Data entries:
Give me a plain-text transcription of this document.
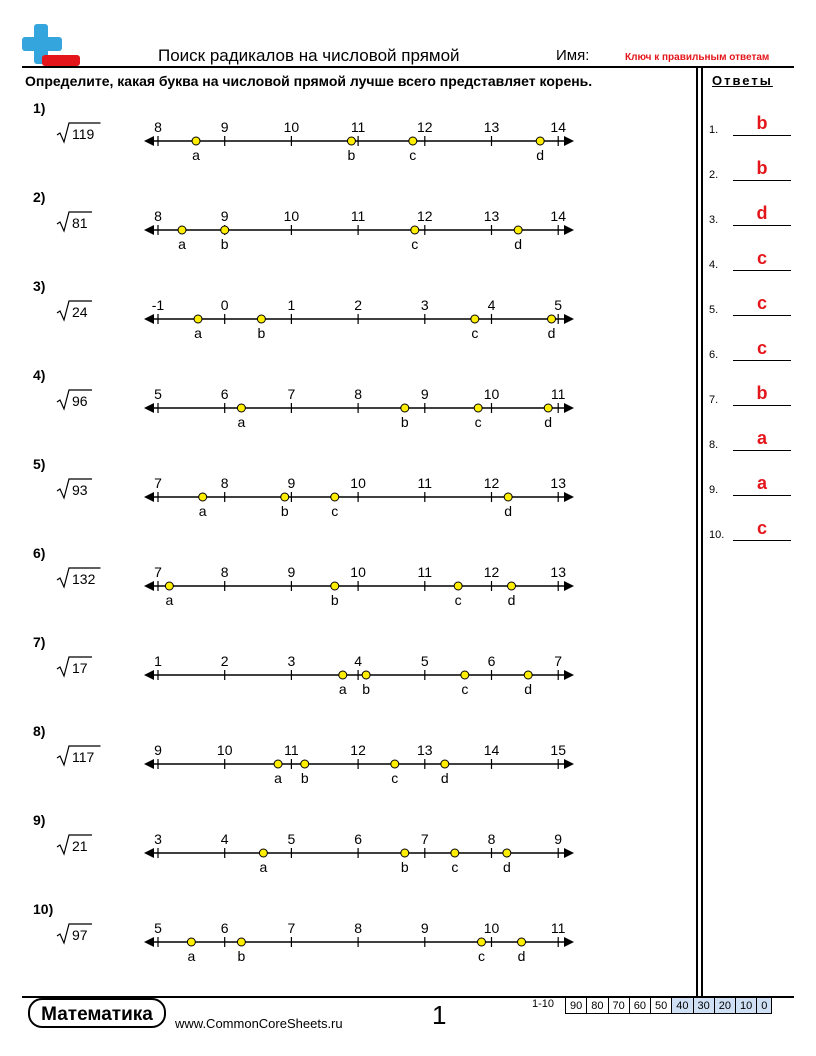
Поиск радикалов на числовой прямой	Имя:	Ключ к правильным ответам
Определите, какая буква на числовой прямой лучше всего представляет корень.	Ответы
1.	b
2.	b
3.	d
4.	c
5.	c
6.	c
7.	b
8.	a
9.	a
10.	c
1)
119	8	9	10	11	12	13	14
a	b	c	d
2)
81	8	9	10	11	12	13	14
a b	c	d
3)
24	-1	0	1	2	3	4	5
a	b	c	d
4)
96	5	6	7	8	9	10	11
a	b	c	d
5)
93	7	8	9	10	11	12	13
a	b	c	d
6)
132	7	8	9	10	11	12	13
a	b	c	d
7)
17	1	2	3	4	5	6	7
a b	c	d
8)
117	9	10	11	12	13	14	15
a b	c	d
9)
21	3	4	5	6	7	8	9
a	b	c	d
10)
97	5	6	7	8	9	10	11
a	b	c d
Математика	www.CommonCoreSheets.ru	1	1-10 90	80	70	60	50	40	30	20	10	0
==
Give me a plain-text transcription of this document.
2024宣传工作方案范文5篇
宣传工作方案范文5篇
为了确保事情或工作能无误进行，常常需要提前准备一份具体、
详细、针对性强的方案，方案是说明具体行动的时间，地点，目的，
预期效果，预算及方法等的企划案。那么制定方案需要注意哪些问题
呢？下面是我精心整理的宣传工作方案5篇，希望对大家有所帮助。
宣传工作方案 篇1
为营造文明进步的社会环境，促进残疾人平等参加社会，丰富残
...
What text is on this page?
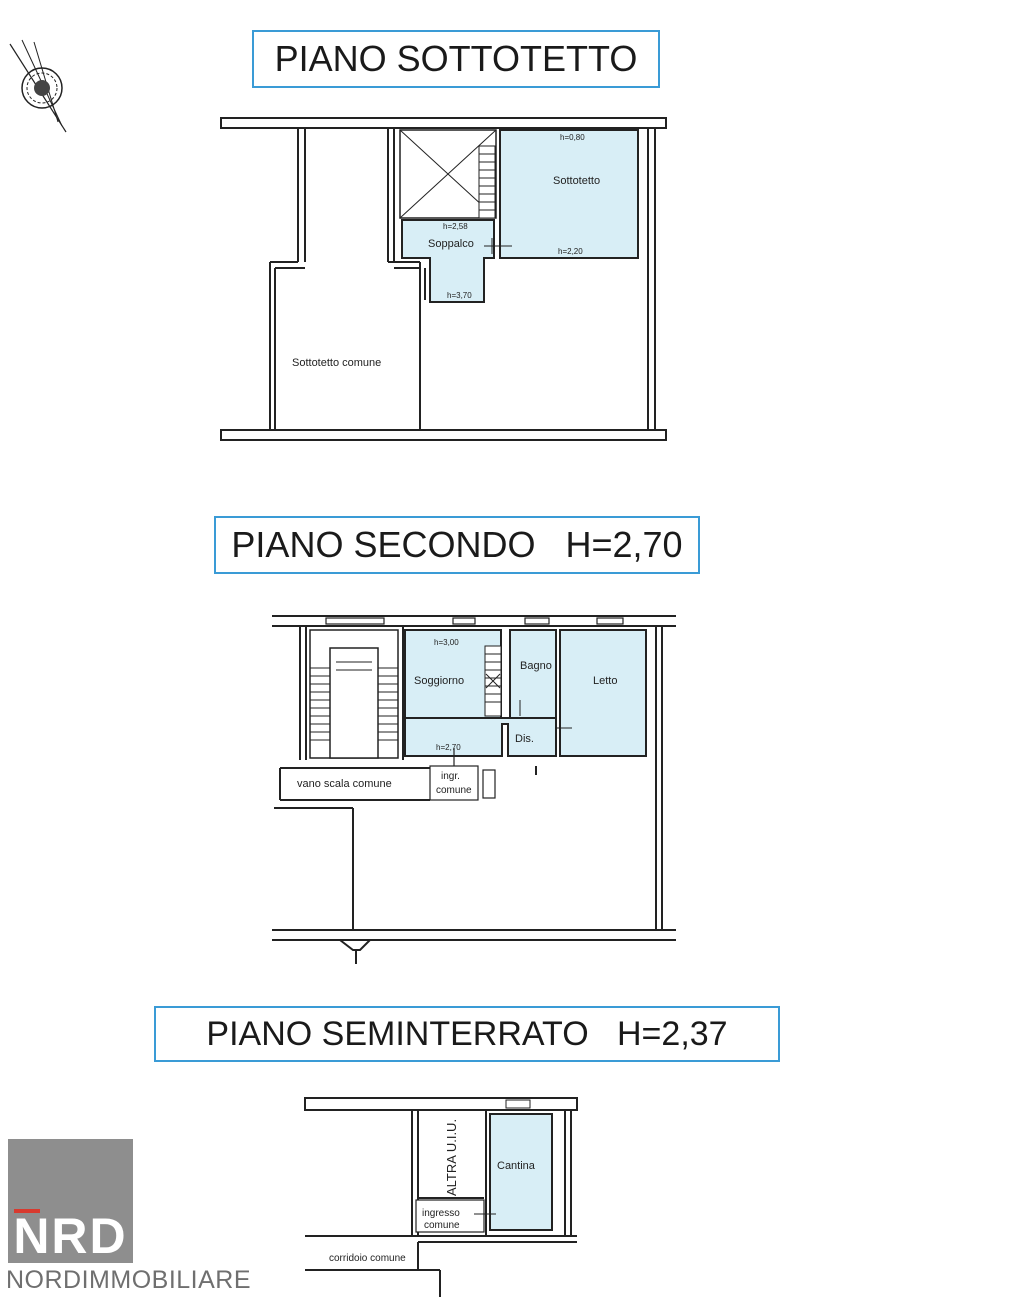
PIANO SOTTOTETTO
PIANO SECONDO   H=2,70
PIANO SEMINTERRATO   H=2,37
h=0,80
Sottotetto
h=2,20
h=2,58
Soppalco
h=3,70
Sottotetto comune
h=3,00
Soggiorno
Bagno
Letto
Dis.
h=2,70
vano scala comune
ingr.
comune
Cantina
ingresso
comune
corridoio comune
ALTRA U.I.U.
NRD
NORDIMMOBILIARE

**Instructions for the task**
Say how many lines in the entries contain the string "прямой", and leave out everything else.

**Solution to the problem**
2